━━━━━ DATA TO USE ━━━━━

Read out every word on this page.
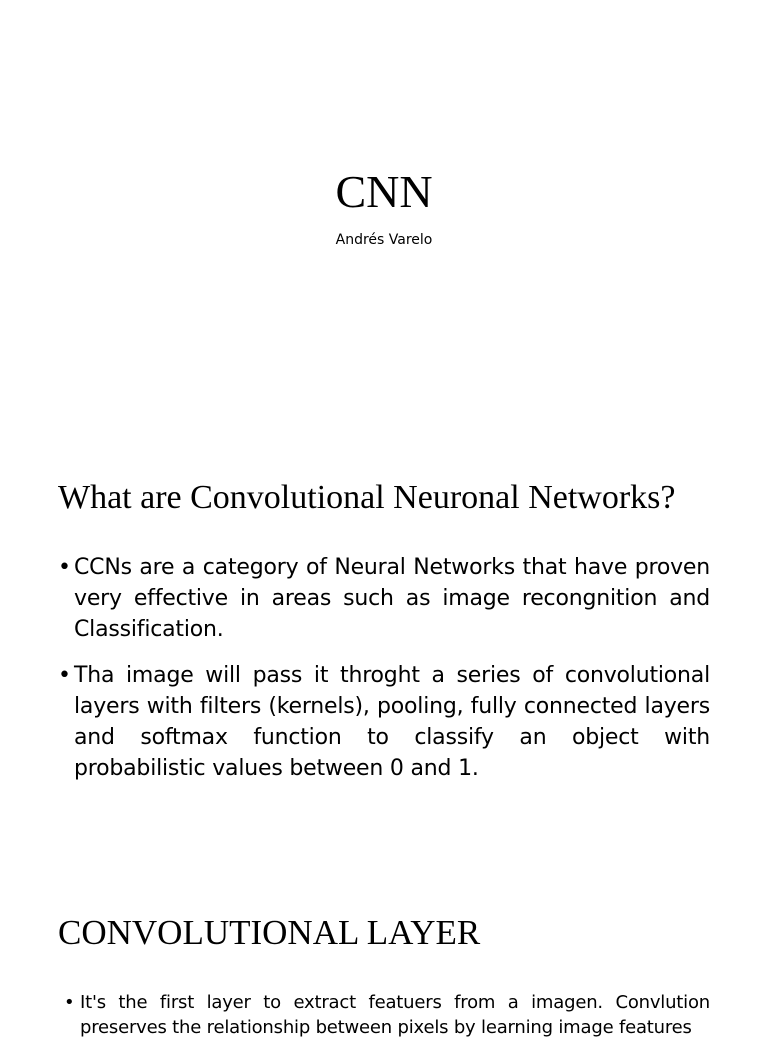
CNN
Andrés Varelo
What are Convolutional Neuronal Networks?
• CCNs are a category of Neural Networks that have proven very effective in areas such as image recongnition and Classification.
• Tha image will pass it throght a series of convolutional layers with filters (kernels), pooling, fully connected layers and softmax function to classify an object with probabilistic values between 0 and 1.
CONVOLUTIONAL LAYER
• It's the first layer to extract featuers from a imagen. Convlution preserves the relationship between pixels by learning image features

━━━━━

- GIVEN TASK
Restate the whole of the material word for word without the pictures.

- FINISHED ANSWER
Read out every word on this page.
CNN
Andrés Varelo
What are Convolutional Neuronal Networks?
• CCNs are a category of Neural Networks that have proven very effective in areas such as image recongnition and Classification.
• Tha image will pass it throght a series of convolutional layers with filters (kernels), pooling, fully connected layers and softmax function to classify an object with probabilistic values between 0 and 1.
CONVOLUTIONAL LAYER
• It's the first layer to extract featuers from a imagen. Convlution preserves the relationship between pixels by learning image features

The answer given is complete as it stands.